WHAT IS ASKED —
List all lines of the data containing the word "Laboratoire".

PROVIDED DATA —
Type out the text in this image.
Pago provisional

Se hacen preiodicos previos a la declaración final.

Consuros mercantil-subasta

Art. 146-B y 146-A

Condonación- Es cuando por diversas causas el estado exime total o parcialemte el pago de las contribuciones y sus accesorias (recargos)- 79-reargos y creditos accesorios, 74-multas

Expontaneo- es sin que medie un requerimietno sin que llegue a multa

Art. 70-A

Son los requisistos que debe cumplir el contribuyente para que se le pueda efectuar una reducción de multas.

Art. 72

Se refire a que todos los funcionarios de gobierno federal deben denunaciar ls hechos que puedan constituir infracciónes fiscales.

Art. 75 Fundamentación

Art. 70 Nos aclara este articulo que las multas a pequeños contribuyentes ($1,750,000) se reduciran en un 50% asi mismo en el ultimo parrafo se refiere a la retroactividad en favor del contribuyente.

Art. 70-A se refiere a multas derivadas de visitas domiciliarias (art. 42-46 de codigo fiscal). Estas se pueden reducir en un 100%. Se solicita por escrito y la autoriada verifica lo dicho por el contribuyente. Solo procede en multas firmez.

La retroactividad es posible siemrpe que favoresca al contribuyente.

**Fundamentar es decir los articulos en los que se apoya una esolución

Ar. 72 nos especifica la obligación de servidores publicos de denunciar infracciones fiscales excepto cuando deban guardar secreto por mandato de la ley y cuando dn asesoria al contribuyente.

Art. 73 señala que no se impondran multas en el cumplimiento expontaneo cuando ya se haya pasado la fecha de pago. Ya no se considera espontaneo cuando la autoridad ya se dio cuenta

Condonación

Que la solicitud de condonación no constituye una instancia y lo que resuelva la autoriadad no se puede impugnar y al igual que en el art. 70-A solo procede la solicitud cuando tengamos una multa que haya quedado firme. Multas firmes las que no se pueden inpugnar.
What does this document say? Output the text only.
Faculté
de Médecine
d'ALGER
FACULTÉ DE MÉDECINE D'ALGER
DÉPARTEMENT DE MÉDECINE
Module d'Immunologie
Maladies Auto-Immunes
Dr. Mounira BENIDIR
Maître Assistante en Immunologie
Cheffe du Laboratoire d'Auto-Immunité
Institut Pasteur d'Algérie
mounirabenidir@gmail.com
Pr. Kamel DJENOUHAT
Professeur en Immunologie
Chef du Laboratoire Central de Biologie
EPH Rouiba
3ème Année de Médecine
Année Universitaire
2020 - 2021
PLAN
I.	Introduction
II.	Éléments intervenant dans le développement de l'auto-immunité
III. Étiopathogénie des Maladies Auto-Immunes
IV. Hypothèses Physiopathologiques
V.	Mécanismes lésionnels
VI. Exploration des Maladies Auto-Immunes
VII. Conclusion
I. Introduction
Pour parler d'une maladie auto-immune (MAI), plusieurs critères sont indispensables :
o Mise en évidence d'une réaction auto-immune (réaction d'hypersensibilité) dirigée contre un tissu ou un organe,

THE RESULT —
Cheffe du Laboratoire d'Auto-Immunité
Chef du Laboratoire Central de Biologie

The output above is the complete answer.